* begin SUPPLIED RECORDS *

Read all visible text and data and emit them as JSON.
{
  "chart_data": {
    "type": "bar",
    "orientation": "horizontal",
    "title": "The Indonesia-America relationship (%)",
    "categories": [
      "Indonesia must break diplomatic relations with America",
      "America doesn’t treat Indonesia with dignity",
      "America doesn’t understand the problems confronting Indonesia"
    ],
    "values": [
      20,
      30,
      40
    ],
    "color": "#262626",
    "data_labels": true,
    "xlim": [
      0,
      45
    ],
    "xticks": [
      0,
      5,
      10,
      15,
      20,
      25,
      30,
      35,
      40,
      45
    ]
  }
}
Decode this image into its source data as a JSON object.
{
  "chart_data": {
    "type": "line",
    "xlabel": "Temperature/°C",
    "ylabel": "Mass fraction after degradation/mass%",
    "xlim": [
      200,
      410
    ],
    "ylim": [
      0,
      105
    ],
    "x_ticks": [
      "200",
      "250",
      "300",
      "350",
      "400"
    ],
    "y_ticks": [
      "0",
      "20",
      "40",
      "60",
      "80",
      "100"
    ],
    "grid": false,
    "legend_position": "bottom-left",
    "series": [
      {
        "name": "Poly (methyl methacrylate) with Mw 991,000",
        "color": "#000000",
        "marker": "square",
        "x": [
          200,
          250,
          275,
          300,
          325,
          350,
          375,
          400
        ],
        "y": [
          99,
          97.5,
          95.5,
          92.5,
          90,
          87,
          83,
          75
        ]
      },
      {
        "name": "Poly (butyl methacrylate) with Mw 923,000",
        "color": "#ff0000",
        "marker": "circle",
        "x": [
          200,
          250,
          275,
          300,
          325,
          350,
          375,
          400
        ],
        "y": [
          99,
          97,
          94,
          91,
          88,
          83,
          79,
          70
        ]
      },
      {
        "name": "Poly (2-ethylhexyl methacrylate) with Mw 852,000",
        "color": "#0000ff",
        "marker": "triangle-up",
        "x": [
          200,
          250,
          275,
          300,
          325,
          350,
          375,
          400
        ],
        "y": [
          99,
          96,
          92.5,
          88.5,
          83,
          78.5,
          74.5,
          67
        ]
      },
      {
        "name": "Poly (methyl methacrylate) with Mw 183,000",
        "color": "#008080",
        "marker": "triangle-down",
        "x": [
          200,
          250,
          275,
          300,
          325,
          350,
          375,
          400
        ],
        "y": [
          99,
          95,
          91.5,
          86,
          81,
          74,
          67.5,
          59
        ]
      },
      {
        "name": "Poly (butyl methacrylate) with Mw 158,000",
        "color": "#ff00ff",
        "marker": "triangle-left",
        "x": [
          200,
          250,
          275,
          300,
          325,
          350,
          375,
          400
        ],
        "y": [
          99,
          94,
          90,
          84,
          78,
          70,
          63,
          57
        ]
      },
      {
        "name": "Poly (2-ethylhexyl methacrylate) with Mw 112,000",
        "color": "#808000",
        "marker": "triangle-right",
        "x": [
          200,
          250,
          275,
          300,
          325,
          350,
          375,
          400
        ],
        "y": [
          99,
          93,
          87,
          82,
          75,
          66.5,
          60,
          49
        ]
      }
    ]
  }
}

* end SUPPLIED RECORDS *

▶ GIVEN TASK: In the lines above, locate the string "doesn". Copy every line where it occurs.

▶ TASK RESULT:
      "America doesn’t treat Indonesia with dignity",
      "America doesn’t understand the problems confronting Indonesia"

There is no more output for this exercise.